Pick out every line holding the string "peur" and copy it.

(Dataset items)
* * * *

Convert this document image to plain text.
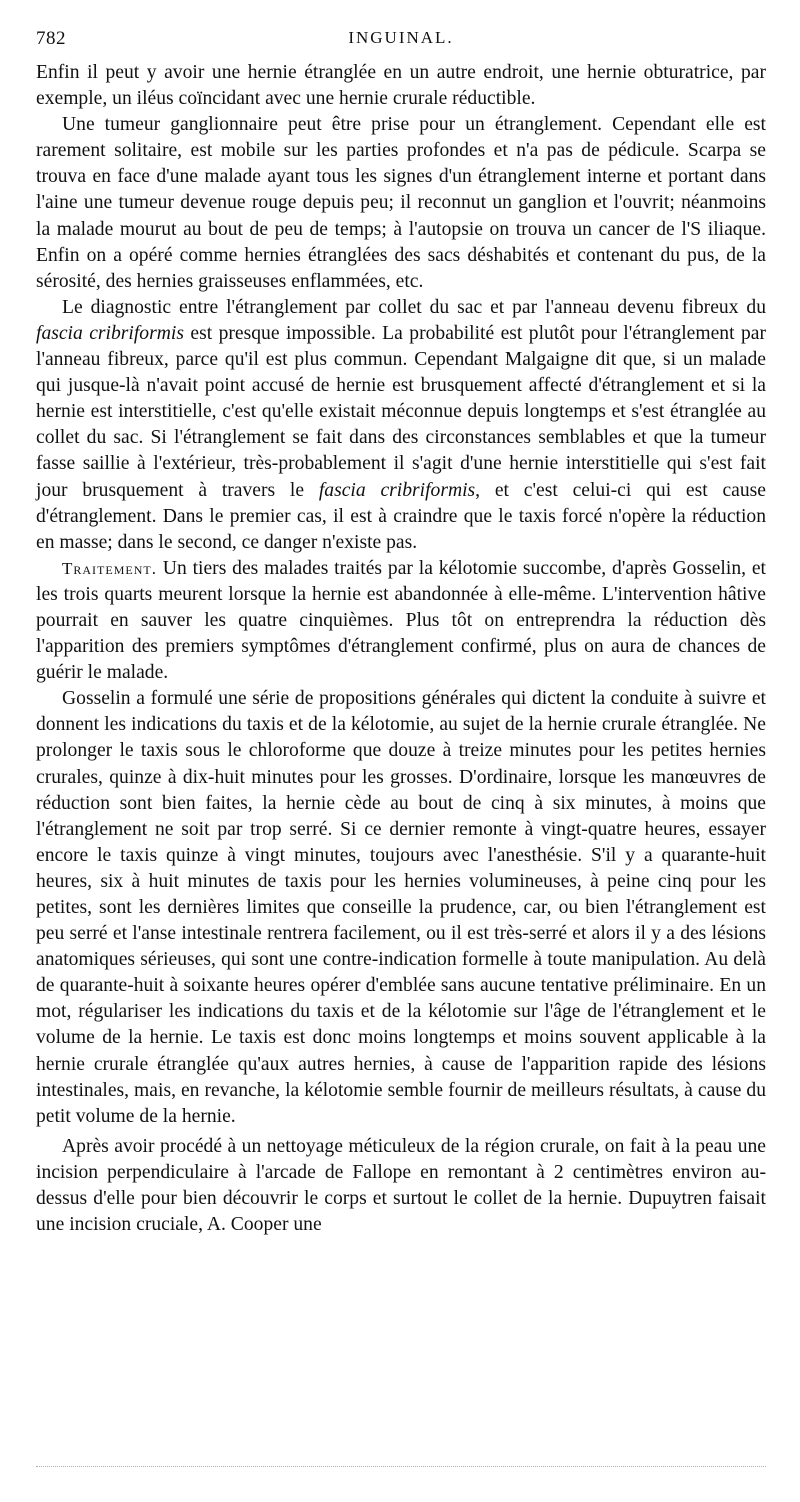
782	INGUINAL.

Enfin il peut y avoir une hernie étranglée en un autre endroit, une hernie obturatrice, par exemple, un iléus coïncidant avec une hernie crurale réductible.

Une tumeur ganglionnaire peut être prise pour un étranglement. Cependant elle est rarement solitaire, est mobile sur les parties profondes et n'a pas de pédicule. Scarpa se trouva en face d'une malade ayant tous les signes d'un étranglement interne et portant dans l'aine une tumeur devenue rouge depuis peu; il reconnut un ganglion et l'ouvrit; néanmoins la malade mourut au bout de peu de temps; à l'autopsie on trouva un cancer de l'S iliaque. Enfin on a opéré comme hernies étranglées des sacs déshabités et contenant du pus, de la sérosité, des hernies graisseuses enflammées, etc.

Le diagnostic entre l'étranglement par collet du sac et par l'anneau devenu fibreux du fascia cribriformis est presque impossible. La probabilité est plutôt pour l'étranglement par l'anneau fibreux, parce qu'il est plus commun. Cependant Malgaigne dit que, si un malade qui jusque-là n'avait point accusé de hernie est brusquement affecté d'étranglement et si la hernie est interstitielle, c'est qu'elle existait méconnue depuis longtemps et s'est étranglée au collet du sac. Si l'étranglement se fait dans des circonstances semblables et que la tumeur fasse saillie à l'extérieur, très-probablement il s'agit d'une hernie interstitielle qui s'est fait jour brusquement à travers le fascia cribriformis, et c'est celui-ci qui est cause d'étranglement. Dans le premier cas, il est à craindre que le taxis forcé n'opère la réduction en masse; dans le second, ce danger n'existe pas.

Traitement. Un tiers des malades traités par la kélotomie succombe, d'après Gosselin, et les trois quarts meurent lorsque la hernie est abandonnée à elle-même. L'intervention hâtive pourrait en sauver les quatre cinquièmes. Plus tôt on entreprendra la réduction dès l'apparition des premiers symptômes d'étranglement confirmé, plus on aura de chances de guérir le malade.

Gosselin a formulé une série de propositions générales qui dictent la conduite à suivre et donnent les indications du taxis et de la kélotomie, au sujet de la hernie crurale étranglée. Ne prolonger le taxis sous le chloroforme que douze à treize minutes pour les petites hernies crurales, quinze à dix-huit minutes pour les grosses. D'ordinaire, lorsque les manœuvres de réduction sont bien faites, la hernie cède au bout de cinq à six minutes, à moins que l'étranglement ne soit par trop serré. Si ce dernier remonte à vingt-quatre heures, essayer encore le taxis quinze à vingt minutes, toujours avec l'anesthésie. S'il y a quarante-huit heures, six à huit minutes de taxis pour les hernies volumineuses, à peine cinq pour les petites, sont les dernières limites que conseille la prudence, car, ou bien l'étranglement est peu serré et l'anse intestinale rentrera facilement, ou il est très-serré et alors il y a des lésions anatomiques sérieuses, qui sont une contre-indication formelle à toute manipulation. Au delà de quarante-huit à soixante heures opérer d'emblée sans aucune tentative préliminaire. En un mot, régulariser les indications du taxis et de la kélotomie sur l'âge de l'étranglement et le volume de la hernie. Le taxis est donc moins longtemps et moins souvent applicable à la hernie crurale étranglée qu'aux autres hernies, à cause de l'apparition rapide des lésions intestinales, mais, en revanche, la kélotomie semble fournir de meilleurs résultats, à cause du petit volume de la hernie.

Après avoir procédé à un nettoyage méticuleux de la région crurale, on fait à la peau une incision perpendiculaire à l'arcade de Fallope en remontant à 2 centimètres environ au-dessus d'elle pour bien découvrir le corps et surtout le collet de la hernie. Dupuytren faisait une incision cruciale, A. Cooper une
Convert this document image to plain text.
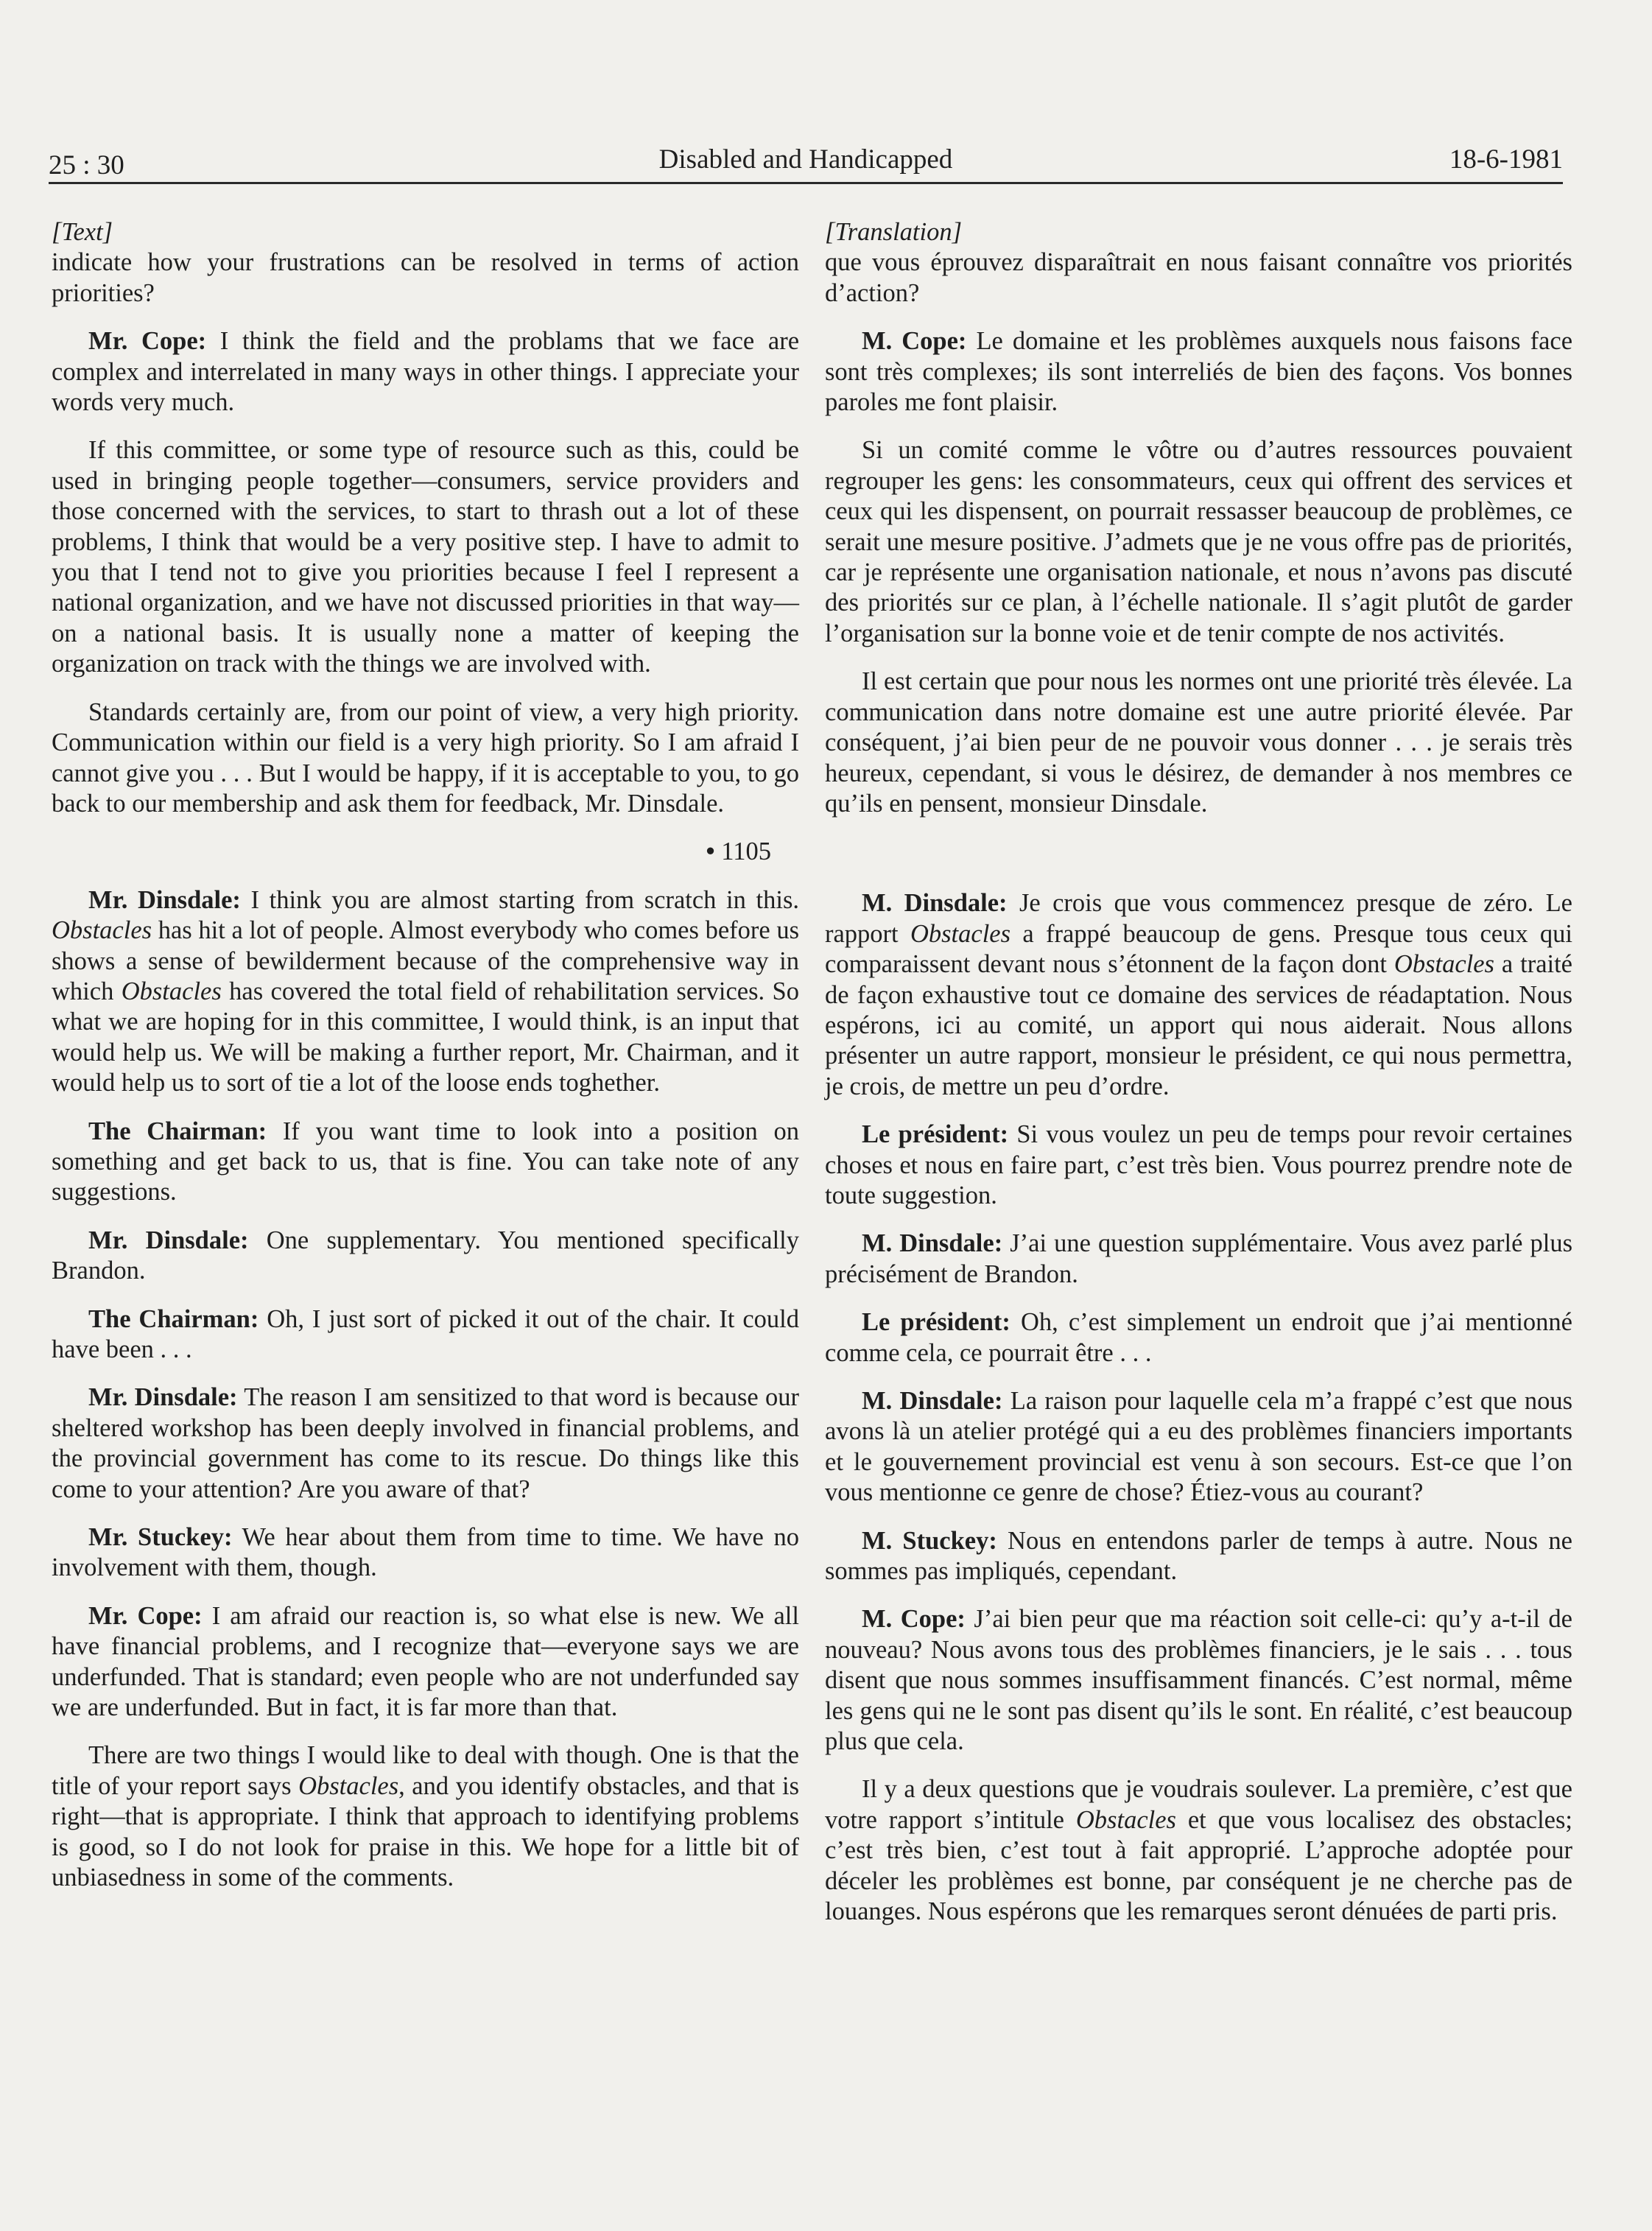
25 : 30	Disabled and Handicapped	18-6-1981

[Text]

indicate how your frustrations can be resolved in terms of action priorities?

Mr. Cope: I think the field and the problams that we face are complex and interrelated in many ways in other things. I appreciate your words very much.

If this committee, or some type of resource such as this, could be used in bringing people together—consumers, service providers and those concerned with the services, to start to thrash out a lot of these problems, I think that would be a very positive step. I have to admit to you that I tend not to give you priorities because I feel I represent a national organization, and we have not discussed priorities in that way—on a national basis. It is usually none a matter of keeping the organization on track with the things we are involved with.

Standards certainly are, from our point of view, a very high priority. Communication within our field is a very high priority. So I am afraid I cannot give you . . . But I would be happy, if it is acceptable to you, to go back to our membership and ask them for feedback, Mr. Dinsdale.

• 1105

Mr. Dinsdale: I think you are almost starting from scratch in this. Obstacles has hit a lot of people. Almost everybody who comes before us shows a sense of bewilderment because of the comprehensive way in which Obstacles has covered the total field of rehabilitation services. So what we are hoping for in this committee, I would think, is an input that would help us. We will be making a further report, Mr. Chairman, and it would help us to sort of tie a lot of the loose ends toghether.

The Chairman: If you want time to look into a position on something and get back to us, that is fine. You can take note of any suggestions.

Mr. Dinsdale: One supplementary. You mentioned specifically Brandon.

The Chairman: Oh, I just sort of picked it out of the chair. It could have been . . .

Mr. Dinsdale: The reason I am sensitized to that word is because our sheltered workshop has been deeply involved in financial problems, and the provincial government has come to its rescue. Do things like this come to your attention? Are you aware of that?

Mr. Stuckey: We hear about them from time to time. We have no involvement with them, though.

Mr. Cope: I am afraid our reaction is, so what else is new. We all have financial problems, and I recognize that—everyone says we are underfunded. That is standard; even people who are not underfunded say we are underfunded. But in fact, it is far more than that.

There are two things I would like to deal with though. One is that the title of your report says Obstacles, and you identify obstacles, and that is right—that is appropriate. I think that approach to identifying problems is good, so I do not look for praise in this. We hope for a little bit of unbiasedness in some of the comments.

[Translation]

que vous éprouvez disparaîtrait en nous faisant connaître vos priorités d’action?

M. Cope: Le domaine et les problèmes auxquels nous faisons face sont très complexes; ils sont interreliés de bien des façons. Vos bonnes paroles me font plaisir.

Si un comité comme le vôtre ou d’autres ressources pouvaient regrouper les gens: les consommateurs, ceux qui offrent des services et ceux qui les dispensent, on pourrait ressasser beaucoup de problèmes, ce serait une mesure positive. J’admets que je ne vous offre pas de priorités, car je représente une organisation nationale, et nous n’avons pas discuté des priorités sur ce plan, à l’échelle nationale. Il s’agit plutôt de garder l’organisation sur la bonne voie et de tenir compte de nos activités.

Il est certain que pour nous les normes ont une priorité très élevée. La communication dans notre domaine est une autre priorité élevée. Par conséquent, j’ai bien peur de ne pouvoir vous donner . . . je serais très heureux, cependant, si vous le désirez, de demander à nos membres ce qu’ils en pensent, monsieur Dinsdale.

M. Dinsdale: Je crois que vous commencez presque de zéro. Le rapport Obstacles a frappé beaucoup de gens. Presque tous ceux qui comparaissent devant nous s’étonnent de la façon dont Obstacles a traité de façon exhaustive tout ce domaine des services de réadaptation. Nous espérons, ici au comité, un apport qui nous aiderait. Nous allons présenter un autre rapport, monsieur le président, ce qui nous permettra, je crois, de mettre un peu d’ordre.

Le président: Si vous voulez un peu de temps pour revoir certaines choses et nous en faire part, c’est très bien. Vous pourrez prendre note de toute suggestion.

M. Dinsdale: J’ai une question supplémentaire. Vous avez parlé plus précisément de Brandon.

Le président: Oh, c’est simplement un endroit que j’ai mentionné comme cela, ce pourrait être . . .

M. Dinsdale: La raison pour laquelle cela m’a frappé c’est que nous avons là un atelier protégé qui a eu des problèmes financiers importants et le gouvernement provincial est venu à son secours. Est-ce que l’on vous mentionne ce genre de chose? Étiez-vous au courant?

M. Stuckey: Nous en entendons parler de temps à autre. Nous ne sommes pas impliqués, cependant.

M. Cope: J’ai bien peur que ma réaction soit celle-ci: qu’y a-t-il de nouveau? Nous avons tous des problèmes financiers, je le sais . . . tous disent que nous sommes insuffisamment financés. C’est normal, même les gens qui ne le sont pas disent qu’ils le sont. En réalité, c’est beaucoup plus que cela.

Il y a deux questions que je voudrais soulever. La première, c’est que votre rapport s’intitule Obstacles et que vous localisez des obstacles; c’est très bien, c’est tout à fait approprié. L’approche adoptée pour déceler les problèmes est bonne, par conséquent je ne cherche pas de louanges. Nous espérons que les remarques seront dénuées de parti pris.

* * * *

*THE RESPONSE*:
Il est certain que pour nous les normes ont une priorité très élevée. La communication dans notre domaine est une autre priorité élevée. Par conséquent, j’ai bien peur de ne pouvoir vous donner . . . je serais très heureux, cependant, si vous le désirez, de demander à nos membres ce qu’ils en pensent, monsieur Dinsdale.
M. Cope: J’ai bien peur que ma réaction soit celle-ci: qu’y a-t-il de nouveau? Nous avons tous des problèmes financiers, je le sais . . . tous disent que nous sommes insuffisamment financés. C’est normal, même les gens qui ne le sont pas disent qu’ils le sont. En réalité, c’est beaucoup plus que cela.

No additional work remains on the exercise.